Write the next part of the essay on subway fashion, picking up after its last sentence.

# Text segment
——
One can't take the New York City subway system every day and not become a fashion critic. No Fashion Week runways can keep stride with the thousands of choices thousands of people make every day to clothe their nakedness and go forth into our fallen world.
My use of the word "fashion" applies mostly to women, since the men colonizing where I travel (the Wall Street area) don't really display "fashion," if we mean by that word variety in color, shape, and function with a nuance of flair or humor. Suits, ties (sometimes), button-down Oxford shirts, and single-tone shoes – those are the Wall Street district male uniforms.
Many women seem to believe that skin-fitting tights – tights that look like (but aren't) jeans and tights that are just tights (or "leggings") – really do function as outerwear rather than underwear. I disagree, in part because tights do not clothe the nakedness but, instead, highlight it. I wish to know my fellow humans but not whether they are wearing thongs or to see flanks and buttocks stuffed into clothing like a chorizo.
But it's not just tights. There seems to be a constant warring between the amplitude of many women's bodies and their desire to deny that amplitude by shoehorning it into wide-hipped but narrow-legged jeans, topped off (or bottom-offed) by shoes with heels ending in a little nub of rubber or leather. The image is of an inverted pyramid trying to defy gravity and deny its bulk.
——
# Data for review
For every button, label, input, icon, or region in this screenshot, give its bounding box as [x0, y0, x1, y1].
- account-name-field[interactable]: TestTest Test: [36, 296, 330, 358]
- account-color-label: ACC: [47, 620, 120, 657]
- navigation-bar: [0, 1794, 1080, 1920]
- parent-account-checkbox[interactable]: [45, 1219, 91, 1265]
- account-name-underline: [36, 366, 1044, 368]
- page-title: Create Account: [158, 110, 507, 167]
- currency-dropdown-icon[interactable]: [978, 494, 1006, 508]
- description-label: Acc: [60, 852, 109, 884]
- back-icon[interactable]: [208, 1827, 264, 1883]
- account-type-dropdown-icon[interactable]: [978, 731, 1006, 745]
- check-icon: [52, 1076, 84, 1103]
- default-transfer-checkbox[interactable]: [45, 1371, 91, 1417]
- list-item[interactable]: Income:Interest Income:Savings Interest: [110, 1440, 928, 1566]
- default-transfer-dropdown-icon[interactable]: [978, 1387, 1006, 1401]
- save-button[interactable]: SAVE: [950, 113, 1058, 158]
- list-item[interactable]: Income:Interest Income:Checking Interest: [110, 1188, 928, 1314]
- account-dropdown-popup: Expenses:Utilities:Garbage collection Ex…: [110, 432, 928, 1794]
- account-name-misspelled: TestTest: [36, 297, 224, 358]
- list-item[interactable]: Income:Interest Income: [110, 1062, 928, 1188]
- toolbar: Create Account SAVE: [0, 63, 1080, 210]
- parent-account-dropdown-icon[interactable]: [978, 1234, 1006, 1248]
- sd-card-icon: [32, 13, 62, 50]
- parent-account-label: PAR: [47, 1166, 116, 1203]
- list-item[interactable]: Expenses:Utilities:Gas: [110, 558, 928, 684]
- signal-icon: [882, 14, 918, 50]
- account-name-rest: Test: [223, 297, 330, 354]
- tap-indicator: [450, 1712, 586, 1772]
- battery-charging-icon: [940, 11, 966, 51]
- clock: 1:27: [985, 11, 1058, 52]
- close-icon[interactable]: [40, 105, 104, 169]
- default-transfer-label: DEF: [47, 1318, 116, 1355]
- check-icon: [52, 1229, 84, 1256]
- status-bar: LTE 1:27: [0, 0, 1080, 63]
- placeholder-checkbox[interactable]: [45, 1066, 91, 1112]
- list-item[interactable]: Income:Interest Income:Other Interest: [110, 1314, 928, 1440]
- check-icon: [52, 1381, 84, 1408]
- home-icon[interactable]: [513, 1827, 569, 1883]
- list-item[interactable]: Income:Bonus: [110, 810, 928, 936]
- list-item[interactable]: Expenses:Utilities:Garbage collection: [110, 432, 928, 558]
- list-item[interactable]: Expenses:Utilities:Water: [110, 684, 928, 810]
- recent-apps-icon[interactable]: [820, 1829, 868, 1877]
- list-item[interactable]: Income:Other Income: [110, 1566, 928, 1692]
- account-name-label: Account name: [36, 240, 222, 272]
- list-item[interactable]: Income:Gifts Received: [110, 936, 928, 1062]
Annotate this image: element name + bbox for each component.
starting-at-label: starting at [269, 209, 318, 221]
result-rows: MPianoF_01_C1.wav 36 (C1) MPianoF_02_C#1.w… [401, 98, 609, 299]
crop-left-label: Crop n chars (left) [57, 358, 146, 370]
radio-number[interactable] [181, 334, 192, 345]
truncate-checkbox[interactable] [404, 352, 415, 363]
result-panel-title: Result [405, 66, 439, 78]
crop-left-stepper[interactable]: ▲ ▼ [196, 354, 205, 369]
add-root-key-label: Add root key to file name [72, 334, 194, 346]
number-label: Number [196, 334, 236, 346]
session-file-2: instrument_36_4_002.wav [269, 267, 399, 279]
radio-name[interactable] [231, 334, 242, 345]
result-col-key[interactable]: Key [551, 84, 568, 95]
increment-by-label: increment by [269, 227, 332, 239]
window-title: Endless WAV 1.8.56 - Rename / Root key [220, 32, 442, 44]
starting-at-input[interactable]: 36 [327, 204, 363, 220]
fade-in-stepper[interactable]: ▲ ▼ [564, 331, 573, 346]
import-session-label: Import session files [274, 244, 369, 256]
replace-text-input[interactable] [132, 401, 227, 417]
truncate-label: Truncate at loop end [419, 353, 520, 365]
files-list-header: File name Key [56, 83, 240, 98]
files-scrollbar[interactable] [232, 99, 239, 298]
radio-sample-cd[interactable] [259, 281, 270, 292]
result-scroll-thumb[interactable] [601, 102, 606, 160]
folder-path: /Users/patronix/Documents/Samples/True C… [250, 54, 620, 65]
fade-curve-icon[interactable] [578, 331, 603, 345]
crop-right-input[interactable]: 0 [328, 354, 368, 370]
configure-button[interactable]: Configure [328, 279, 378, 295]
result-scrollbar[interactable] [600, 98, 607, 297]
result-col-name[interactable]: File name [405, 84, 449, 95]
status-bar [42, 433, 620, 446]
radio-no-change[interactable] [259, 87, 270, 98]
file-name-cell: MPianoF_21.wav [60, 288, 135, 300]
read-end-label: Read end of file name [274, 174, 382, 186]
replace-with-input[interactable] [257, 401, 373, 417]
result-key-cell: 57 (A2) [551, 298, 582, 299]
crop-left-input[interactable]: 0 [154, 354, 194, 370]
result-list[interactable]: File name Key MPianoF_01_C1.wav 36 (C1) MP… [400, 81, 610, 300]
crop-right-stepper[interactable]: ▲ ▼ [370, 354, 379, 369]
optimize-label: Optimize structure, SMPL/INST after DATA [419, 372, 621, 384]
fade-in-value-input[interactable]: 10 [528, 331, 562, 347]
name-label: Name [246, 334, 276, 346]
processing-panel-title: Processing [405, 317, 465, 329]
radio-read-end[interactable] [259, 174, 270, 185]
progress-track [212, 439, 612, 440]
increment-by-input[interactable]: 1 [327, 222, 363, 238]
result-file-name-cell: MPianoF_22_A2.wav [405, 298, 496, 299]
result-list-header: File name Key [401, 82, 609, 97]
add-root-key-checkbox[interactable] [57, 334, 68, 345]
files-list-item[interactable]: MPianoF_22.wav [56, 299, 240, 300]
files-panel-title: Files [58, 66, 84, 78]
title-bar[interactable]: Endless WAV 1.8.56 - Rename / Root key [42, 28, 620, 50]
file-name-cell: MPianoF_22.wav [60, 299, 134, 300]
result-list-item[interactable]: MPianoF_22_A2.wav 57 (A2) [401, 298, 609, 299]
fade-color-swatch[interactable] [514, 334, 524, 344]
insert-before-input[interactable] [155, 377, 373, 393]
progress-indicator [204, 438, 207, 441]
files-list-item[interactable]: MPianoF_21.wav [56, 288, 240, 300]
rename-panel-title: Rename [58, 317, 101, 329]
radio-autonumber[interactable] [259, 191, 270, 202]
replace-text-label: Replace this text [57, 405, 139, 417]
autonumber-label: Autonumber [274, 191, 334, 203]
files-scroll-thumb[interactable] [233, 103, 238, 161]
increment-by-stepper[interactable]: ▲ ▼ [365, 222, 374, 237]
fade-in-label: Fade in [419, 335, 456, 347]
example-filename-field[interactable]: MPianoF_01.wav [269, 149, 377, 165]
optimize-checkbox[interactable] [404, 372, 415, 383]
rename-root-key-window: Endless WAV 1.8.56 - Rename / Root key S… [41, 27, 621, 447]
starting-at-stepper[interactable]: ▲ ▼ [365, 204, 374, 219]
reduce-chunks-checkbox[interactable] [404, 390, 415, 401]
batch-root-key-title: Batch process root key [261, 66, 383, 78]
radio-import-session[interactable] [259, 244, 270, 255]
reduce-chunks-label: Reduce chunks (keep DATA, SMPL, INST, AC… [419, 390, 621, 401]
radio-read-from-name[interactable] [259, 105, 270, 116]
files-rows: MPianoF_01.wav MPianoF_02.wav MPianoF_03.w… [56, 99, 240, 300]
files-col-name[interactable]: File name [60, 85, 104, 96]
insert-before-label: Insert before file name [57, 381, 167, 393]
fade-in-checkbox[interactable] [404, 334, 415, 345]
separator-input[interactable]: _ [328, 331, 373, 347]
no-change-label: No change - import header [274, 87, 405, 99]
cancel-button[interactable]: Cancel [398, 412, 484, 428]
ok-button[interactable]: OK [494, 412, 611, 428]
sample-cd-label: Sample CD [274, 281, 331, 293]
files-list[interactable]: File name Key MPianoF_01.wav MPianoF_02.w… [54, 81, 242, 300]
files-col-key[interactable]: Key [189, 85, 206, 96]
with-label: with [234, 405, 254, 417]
——
# Output of the exercise
(And oftentimes low-slung jeans, where the back belt loop is stressed downward by a stretched belt and butt-cracks rise up with any forward bend. Butt-cracks male or female are a sight that makes for sore eyes.)
Knee-high pirate-type leather boots with those tights – also a wide choice for women. Not sure what effect they are going for, but I imagine an epée in hand as they stride down the concourse.
Some men handle this body-bulk thing differently. In the summer, many men wear cargo-style pants that come to mid-calf and tent-like jerseys (sometimes sports-themed) that drape but don't outline rounded stomachs and slack flanks. Of course, it also makes them look like children, especially when they top it off with a baseball cap cocked at some secretive angle and bottom it off with untied sneakers, but that seems a price worth bearing.
Low-slung pants on young men are another fashion choice that fascinates me since it clearly requires constant tuning. The pants have to be carefully cinched and balanced somewhere between waist and knees, otherwise, they will give in to gravity – usually bisecting the buttocks is the preferred low-water mark, drooped enough to show a good swatch of underwear. The back pockets hang many inches lower, so anything in them (like a wallet or phone) is out of arms-reach and requires a bend and twist to snag. And walking requires a constant up-pull of the pants and a kind of waddle since the wearer can't do a full stride (like the hobble skirts of old for women).
I always want to know more about how each of these people decided that morning about what they chose to wear. I know it's none of my business, and I know I shouldn't be making aesthetic and moral judgments about their choices, but still I am curious about how they decided that the way they look is their best way of displaying themselves to the world.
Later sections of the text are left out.